> _Brief_
Write the data out again exactly, dropping any images it holds.

> _Task data_
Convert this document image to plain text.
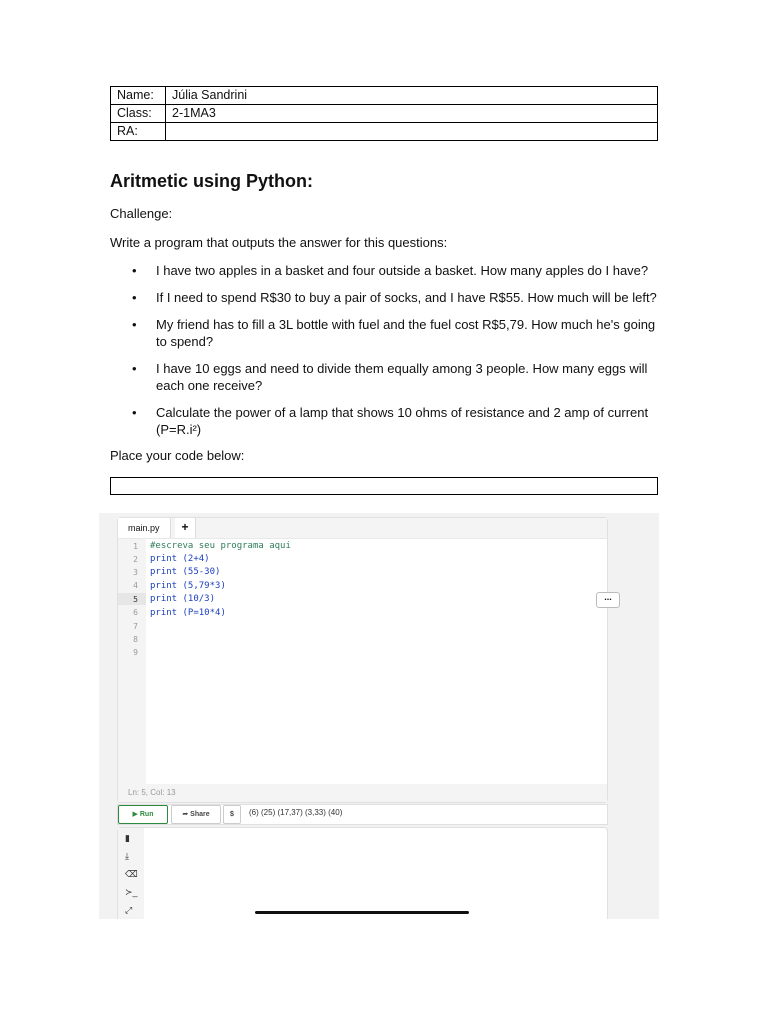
Name:	Júlia Sandrini
Class:	2-1MA3
RA:	
Aritmetic using Python:

Challenge:

Write a program that outputs the answer for this questions:

• I have two apples in a basket and four outside a basket. How many apples do I have?
• If I need to spend R$30 to buy a pair of socks, and I have R$55. How much will be left?
• My friend has to fill a 3L bottle with fuel and the fuel cost R$5,79. How much he's going to spend?
• I have 10 eggs and need to divide them equally among 3 people. How many eggs will each one receive?
• Calculate the power of a lamp that shows 10 ohms of resistance and 2 amp of current (P=R.i²)

Place your code below:

main.py	+
1
2
3
4
5
6
7
8
9
#escreva seu programa aqui
print (2+4)
print (55-30)
print (5,79*3)
print (10/3)
print (P=10*4)
...
Ln: 5, Col: 13
▶ Run	➦ Share	$	(6) (25) (17,37) (3,33) (40)
▮
⤓
⌫
≻_
⤢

> _Full response_
Convert this document image to plain text.
Name:	Júlia Sandrini
Class:	2-1MA3
RA:	
Aritmetic using Python:

Challenge:

Write a program that outputs the answer for this questions:

• I have two apples in a basket and four outside a basket. How many apples do I have?
• If I need to spend R$30 to buy a pair of socks, and I have R$55. How much will be left?
• My friend has to fill a 3L bottle with fuel and the fuel cost R$5,79. How much he's going to spend?
• I have 10 eggs and need to divide them equally among 3 people. How many eggs will each one receive?
• Calculate the power of a lamp that shows 10 ohms of resistance and 2 amp of current (P=R.i²)

Place your code below:

main.py	+
1
2
3
4
5
6
7
8
9
#escreva seu programa aqui
print (2+4)
print (55-30)
print (5,79*3)
print (10/3)
print (P=10*4)
...
Ln: 5, Col: 13
▶ Run	➦ Share	$	(6) (25) (17,37) (3,33) (40)
▮
⤓
⌫
≻_
⤢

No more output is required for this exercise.